[Dataset rows]
--*--
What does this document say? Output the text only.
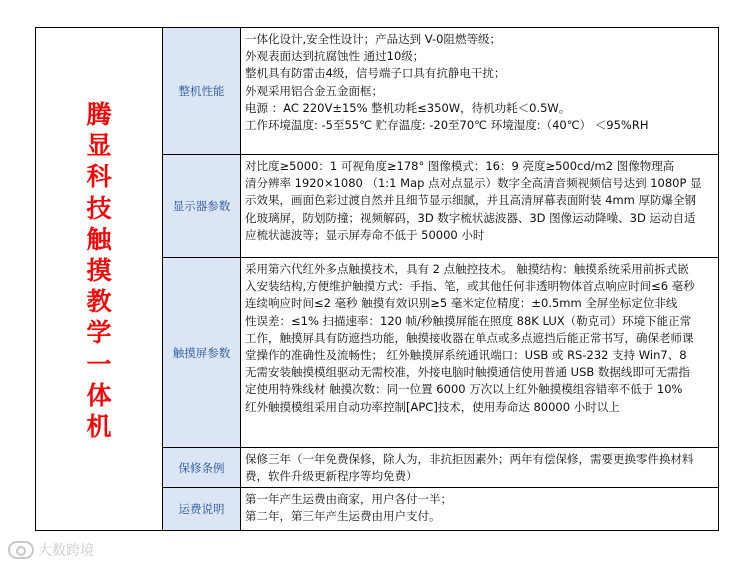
腾
显
科
技
触
摸
教
学
一
体
机
整机性能

一体化设计,安全性设计；产品达到 V-0阻燃等级；

外观表面达到抗腐蚀性 通过10级；

整机具有防雷击4级，信号端子口具有抗静电干扰；

外观采用铝合金五金面框；

电源 ：AC 220V±15% 整机功耗≤350W，待机功耗＜0.5W。

工作环境温度: -5至55℃ 贮存温度: -20至70℃ 环境湿度:（40℃） ＜95%RH

显示器参数

对比度≥5000：1 可视角度≥178° 图像模式：16：9 亮度≥500cd/m2 图像物理高

清分辨率 1920×1080 （1:1 Map 点对点显示）数字全高清音频视频信号达到 1080P 显

示效果，画面色彩过渡自然并且细节显示细腻，并且高清屏幕表面附装 4mm 厚防爆全钢

化玻璃屏，防划防撞；视频解码，3D 数字梳状滤波器、3D 图像运动降噪、3D 运动自适

应梳状滤波等；显示屏寿命不低于 50000 小时

触摸屏参数

采用第六代红外多点触摸技术，具有 2 点触控技术。 触摸结构：触摸系统采用前拆式嵌

入安装结构,方便维护触摸方式：手指、笔，或其他任何非透明物体首点响应时间≤6 毫秒

连续响应时间≤2 毫秒 触摸有效识别≥5 毫米定位精度：±0.5mm 全屏坐标定位非线

性误差：≤1% 扫描速率：120 帧/秒触摸屏能在照度 88K LUX（勒克司）环境下能正常

工作，触摸屏具有防遮挡功能，触摸接收器在单点或多点遮挡后能正常书写，确保老师课

堂操作的准确性及流畅性； 红外触摸屏系统通讯端口：USB 或 RS-232 支持 Win7、8

无需安装触摸模组驱动无需校准，外接电脑时触摸通信使用普通 USB 数据线即可无需指

定使用特殊线材 触摸次数：同一位置 6000 万次以上红外触摸模组容错率不低于 10%

红外触摸模组采用自动功率控制[APC]技术，使用寿命达 80000 小时以上

保修条例

保修三年（一年免费保修，除人为，非抗拒因素外；两年有偿保修，需要更换零件换材料

费，软件升级更新程序等均免费）

运费说明

第一年产生运费由商家，用户各付一半；

第二年，第三年产生运费由用户支付。

大数跨境
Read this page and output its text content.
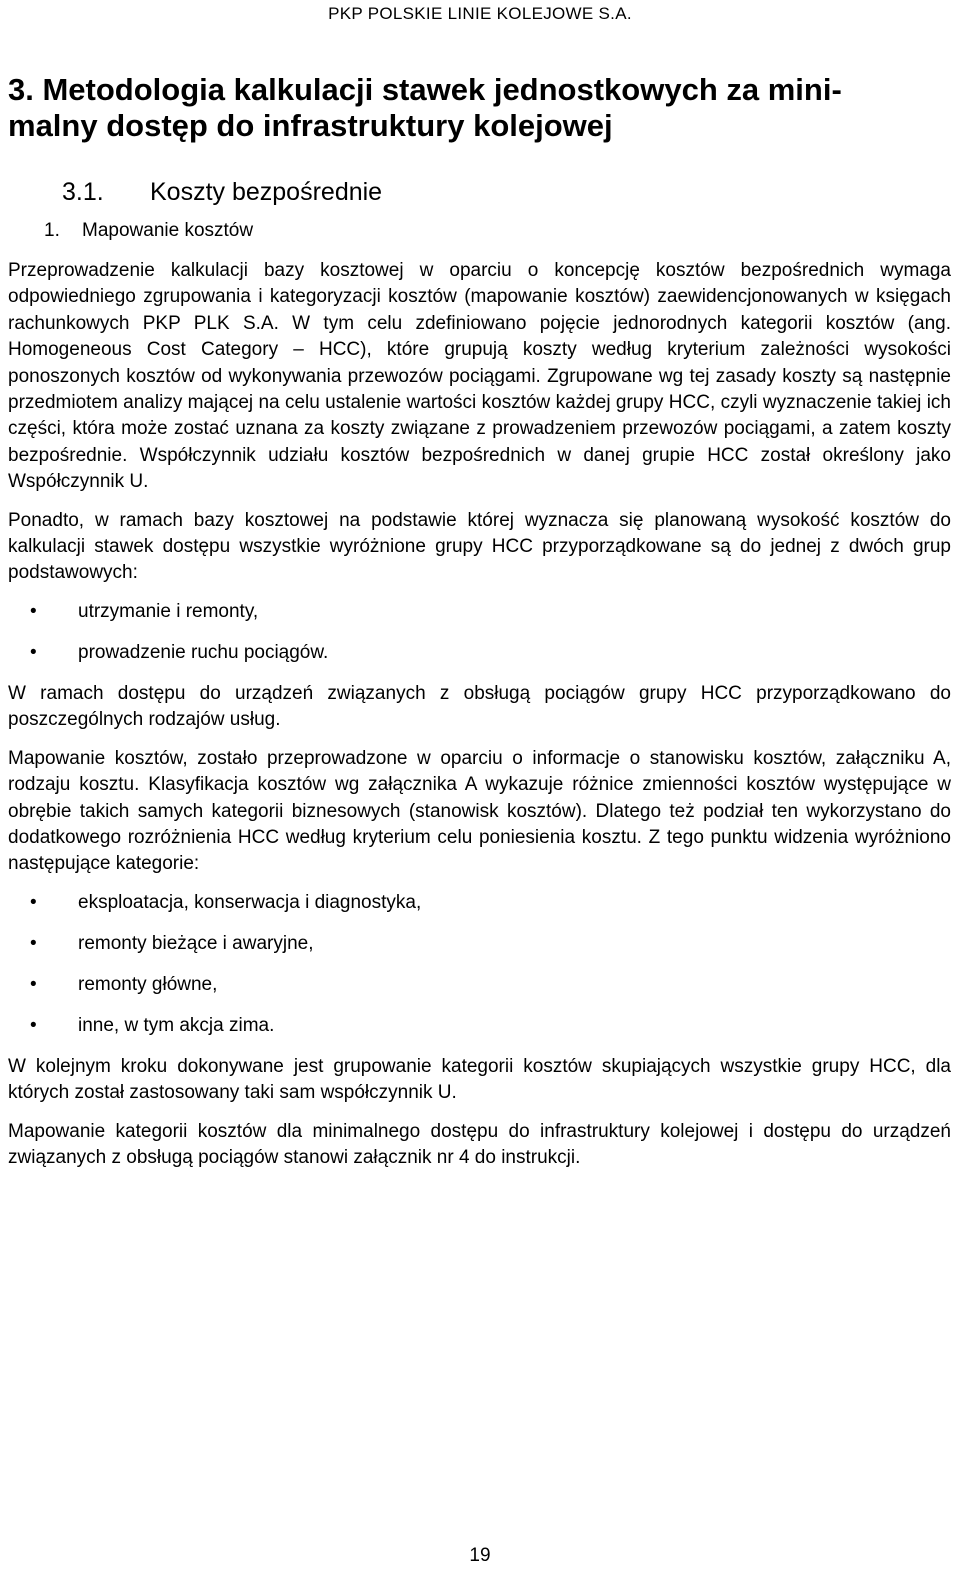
PKP POLSKIE LINIE KOLEJOWE S.A.
3. Metodologia kalkulacji stawek jednostkowych za mini-
malny dostęp do infrastruktury kolejowej
3.1. Koszty bezpośrednie
1. Mapowanie kosztów

Przeprowadzenie kalkulacji bazy kosztowej w oparciu o koncepcję kosztów bezpośrednich wymaga odpowiedniego zgrupowania i kategoryzacji kosztów (mapowanie kosztów) zaewidencjonowanych w księgach rachunkowych PKP PLK S.A. W tym celu zdefiniowano pojęcie jednorodnych kategorii kosztów (ang. Homogeneous Cost Category – HCC), które grupują koszty według kryterium zależności wysokości ponoszonych kosztów od wykonywania przewozów pociągami. Zgrupowane wg tej zasady koszty są następnie przedmiotem analizy mającej na celu ustalenie wartości kosztów każdej grupy HCC, czyli wyznaczenie takiej ich części, która może zostać uznana za koszty związane z prowadzeniem przewozów pociągami, a zatem koszty bezpośrednie. Współczynnik udziału kosztów bezpośrednich w danej grupie HCC został określony jako Współczynnik U.

Ponadto, w ramach bazy kosztowej na podstawie której wyznacza się planowaną wysokość kosztów do kalkulacji stawek dostępu wszystkie wyróżnione grupy HCC przyporządkowane są do jednej z dwóch grup podstawowych:

• utrzymanie i remonty,
• prowadzenie ruchu pociągów.

W ramach dostępu do urządzeń związanych z obsługą pociągów grupy HCC przyporządkowano do poszczególnych rodzajów usług.

Mapowanie kosztów, zostało przeprowadzone w oparciu o informacje o stanowisku kosztów, załączniku A, rodzaju kosztu. Klasyfikacja kosztów wg załącznika A wykazuje różnice zmienności kosztów występujące w obrębie takich samych kategorii biznesowych (stanowisk kosztów). Dlatego też podział ten wykorzystano do dodatkowego rozróżnienia HCC według kryterium celu poniesienia kosztu. Z tego punktu widzenia wyróżniono następujące kategorie:

• eksploatacja, konserwacja i diagnostyka,
• remonty bieżące i awaryjne,
• remonty główne,
• inne, w tym akcja zima.

W kolejnym kroku dokonywane jest grupowanie kategorii kosztów skupiających wszystkie grupy HCC, dla których został zastosowany taki sam współczynnik U.

Mapowanie kategorii kosztów dla minimalnego dostępu do infrastruktury kolejowej i dostępu do urządzeń związanych z obsługą pociągów stanowi załącznik nr 4 do instrukcji.

19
--*--
Your task.
Search the listing for the string "infrastruktury". Copy each line where it turns up.

Solution to the exercise.
malny dostęp do infrastruktury kolejowej
Mapowanie kategorii kosztów dla minimalnego dostępu do infrastruktury kolejowej i dostępu do urządzeń związanych z obsługą pociągów stanowi załącznik nr 4 do instrukcji.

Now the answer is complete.